--- begin Information provided ---
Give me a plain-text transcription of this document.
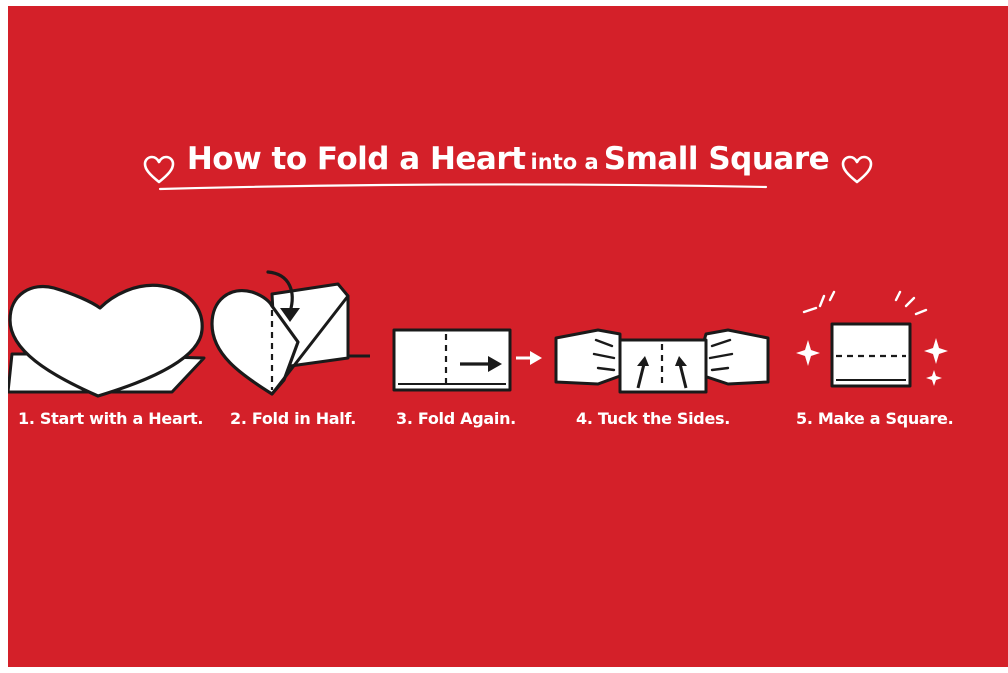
How to Fold a Heart into a Small Square
1. Start with a Heart. 2. Fold in Half. 3. Fold Again.	4. Tuck the Sides.	5. Make a Square.
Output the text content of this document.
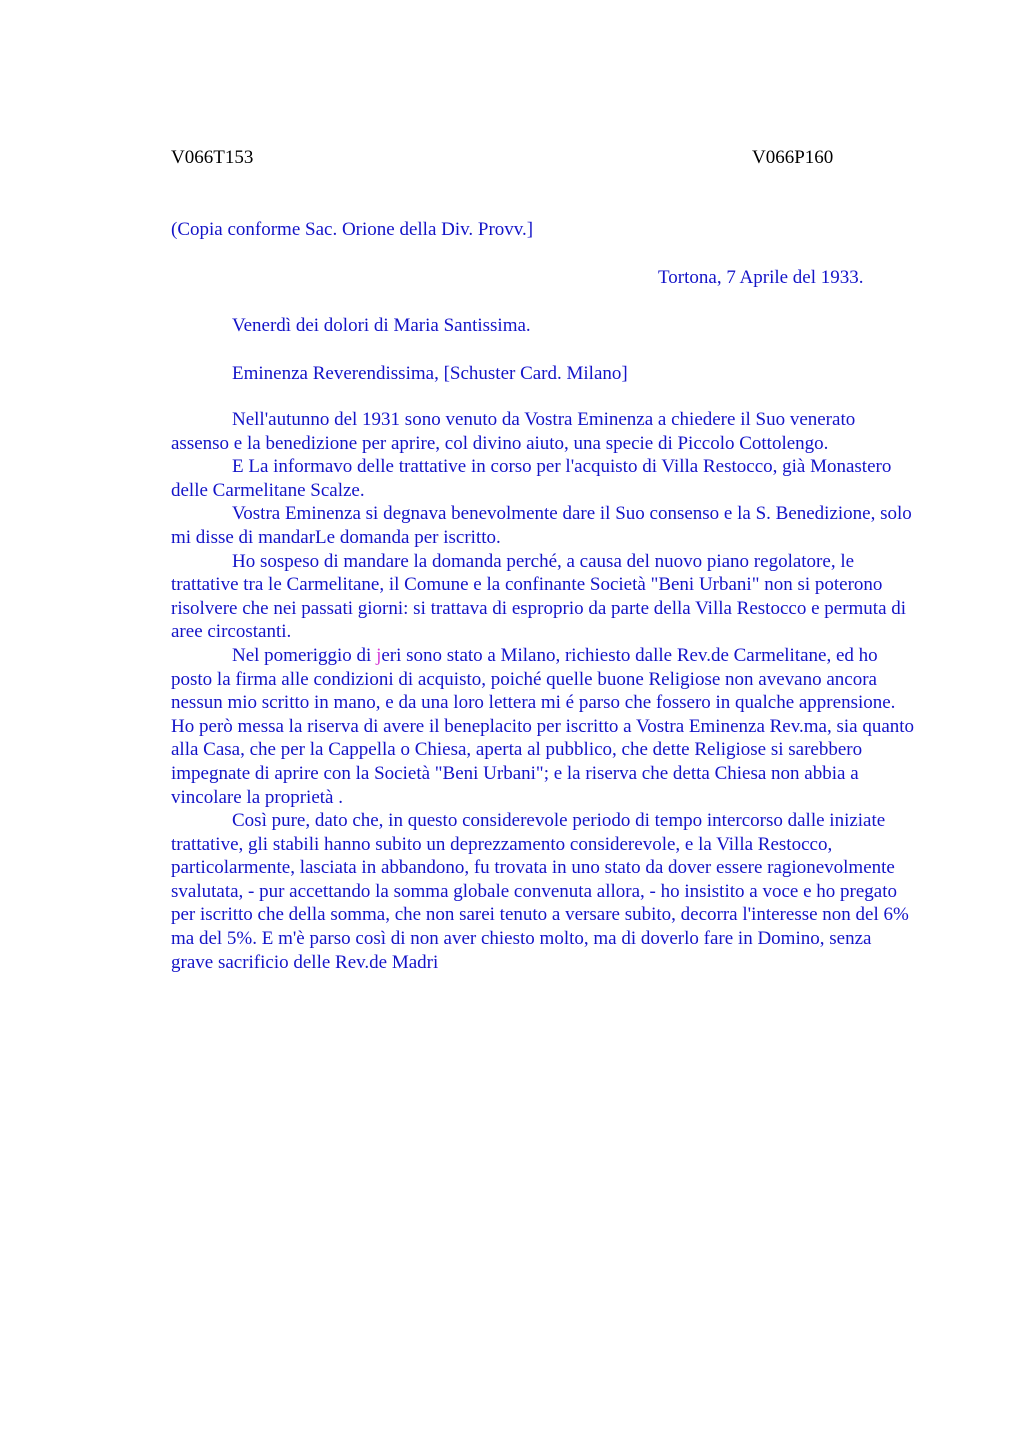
V066T153	V066P160
(Copia conforme Sac. Orione della Div. Provv.]
Tortona, 7 Aprile del 1933.
Venerdì dei dolori di Maria Santissima.
Eminenza Reverendissima, [Schuster Card. Milano]

Nell'autunno del 1931 sono venuto da Vostra Eminenza a chiedere il Suo venerato assenso e la benedizione per aprire, col divino aiuto, una specie di Piccolo Cottolengo.

E La informavo delle trattative in corso per l'acquisto di Villa Restocco, già Monastero delle Carmelitane Scalze.

Vostra Eminenza si degnava benevolmente dare il Suo consenso e la S. Benedizione, solo mi disse di mandarLe domanda per iscritto.

Ho sospeso di mandare la domanda perché, a causa del nuovo piano regolatore, le trattative tra le Carmelitane, il Comune e la confinante Società "Beni Urbani" non si poterono risolvere che nei passati giorni: si trattava di esproprio da parte della Villa Restocco e permuta di aree circostanti.

Nel pomeriggio di jeri sono stato a Milano, richiesto dalle Rev.de Carmelitane, ed ho posto la firma alle condizioni di acquisto, poiché quelle buone Religiose non avevano ancora nessun mio scritto in mano, e da una loro lettera mi é parso che fossero in qualche apprensione. Ho però messa la riserva di avere il beneplacito per iscritto a Vostra Eminenza Rev.ma, sia quanto alla Casa, che per la Cappella o Chiesa, aperta al pubblico, che dette Religiose si sarebbero impegnate di aprire con la Società "Beni Urbani"; e la riserva che detta Chiesa non abbia a vincolare la proprietà .

Così pure, dato che, in questo considerevole periodo di tempo intercorso dalle iniziate trattative, gli stabili hanno subito un deprezzamento considerevole, e la Villa Restocco, particolarmente, lasciata in abbandono, fu trovata in uno stato da dover essere ragionevolmente svalutata, - pur accettando la somma globale convenuta allora, - ho insistito a voce e ho pregato per iscritto che della somma, che non sarei tenuto a versare subito, decorra l'interesse non del 6% ma del 5%. E m'è parso così di non aver chiesto molto, ma di doverlo fare in Domino, senza grave sacrificio delle Rev.de Madri
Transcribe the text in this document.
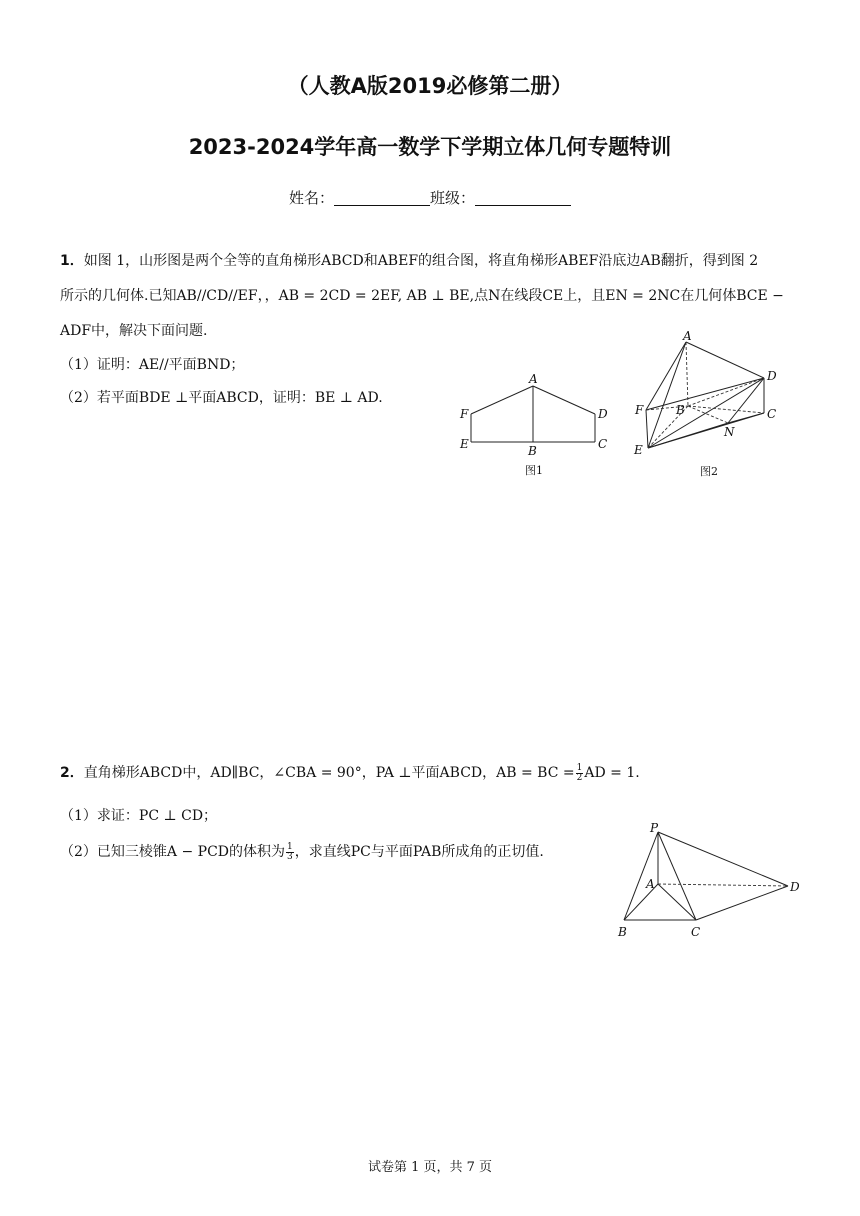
（人教A版2019必修第二册）
2023-2024学年高一数学下学期立体几何专题特训
姓名：	班级：
1．如图 1，山形图是两个全等的直角梯形ABCD和ABEF的组合图，将直角梯形ABEF沿底边AB翻折，得到图 2
所示的几何体.已知AB//CD//EF，，AB = 2CD = 2EF, AB ⊥ BE,点N在线段CE上，且EN = 2NC在几何体BCE −
ADF中，解决下面问题.
（1）证明：AE//平面BND；
（2）若平面BDE ⊥平面ABCD，证明：BE ⊥ AD.
A
F	D
E	B	C
图1
A
D
F	B	C
N
E
图2
2．直角梯形ABCD中，AD∥BC，∠CBA = 90°，PA ⊥平面ABCD，AB = BC = $\frac{1}{2}$ AD = 1.
（1）求证：PC ⊥ CD；
（2）已知三棱锥A − PCD的体积为 $\frac{1}{3}$ ，求直线PC与平面PAB所成角的正切值.
P
A	D
B	C
试卷第 1 页，共 7 页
--- end Information provided ---
● What is needed:
Transcribe the full listing character for character. Pictures are excluded.

● Result:
Give me a plain-text transcription of this document.
How to Fold a Heart into a Small Square
1. Start with a Heart. 2. Fold in Half. 3. Fold Again.	4. Tuck the Sides.	5. Make a Square.
Output the text content of this document.
V066T153	V066P160
(Copia conforme Sac. Orione della Div. Provv.]
Tortona, 7 Aprile del 1933.
Venerdì dei dolori di Maria Santissima.
Eminenza Reverendissima, [Schuster Card. Milano]

Nell'autunno del 1931 sono venuto da Vostra Eminenza a chiedere il Suo venerato assenso e la benedizione per aprire, col divino aiuto, una specie di Piccolo Cottolengo.

E La informavo delle trattative in corso per l'acquisto di Villa Restocco, già Monastero delle Carmelitane Scalze.

Vostra Eminenza si degnava benevolmente dare il Suo consenso e la S. Benedizione, solo mi disse di mandarLe domanda per iscritto.

Ho sospeso di mandare la domanda perché, a causa del nuovo piano regolatore, le trattative tra le Carmelitane, il Comune e la confinante Società "Beni Urbani" non si poterono risolvere che nei passati giorni: si trattava di esproprio da parte della Villa Restocco e permuta di aree circostanti.

Nel pomeriggio di jeri sono stato a Milano, richiesto dalle Rev.de Carmelitane, ed ho posto la firma alle condizioni di acquisto, poiché quelle buone Religiose non avevano ancora nessun mio scritto in mano, e da una loro lettera mi é parso che fossero in qualche apprensione. Ho però messa la riserva di avere il beneplacito per iscritto a Vostra Eminenza Rev.ma, sia quanto alla Casa, che per la Cappella o Chiesa, aperta al pubblico, che dette Religiose si sarebbero impegnate di aprire con la Società "Beni Urbani"; e la riserva che detta Chiesa non abbia a vincolare la proprietà .

Così pure, dato che, in questo considerevole periodo di tempo intercorso dalle iniziate trattative, gli stabili hanno subito un deprezzamento considerevole, e la Villa Restocco, particolarmente, lasciata in abbandono, fu trovata in uno stato da dover essere ragionevolmente svalutata, - pur accettando la somma globale convenuta allora, - ho insistito a voce e ho pregato per iscritto che della somma, che non sarei tenuto a versare subito, decorra l'interesse non del 6% ma del 5%. E m'è parso così di non aver chiesto molto, ma di doverlo fare in Domino, senza grave sacrificio delle Rev.de Madri
Transcribe the text in this document.
（人教A版2019必修第二册）
2023-2024学年高一数学下学期立体几何专题特训
姓名：	班级：
1．如图 1，山形图是两个全等的直角梯形ABCD和ABEF的组合图，将直角梯形ABEF沿底边AB翻折，得到图 2
所示的几何体.已知AB//CD//EF，，AB = 2CD = 2EF, AB ⊥ BE,点N在线段CE上，且EN = 2NC在几何体BCE −
ADF中，解决下面问题.
（1）证明：AE//平面BND；
（2）若平面BDE ⊥平面ABCD，证明：BE ⊥ AD.
A
F	D
E	B	C
图1
A
D
F	B	C
N
E
图2
2．直角梯形ABCD中，AD∥BC，∠CBA = 90°，PA ⊥平面ABCD，AB = BC = $\frac{1}{2}$ AD = 1.
（1）求证：PC ⊥ CD；
（2）已知三棱锥A − PCD的体积为 $\frac{1}{3}$ ，求直线PC与平面PAB所成角的正切值.
P
A	D
B	C
试卷第 1 页，共 7 页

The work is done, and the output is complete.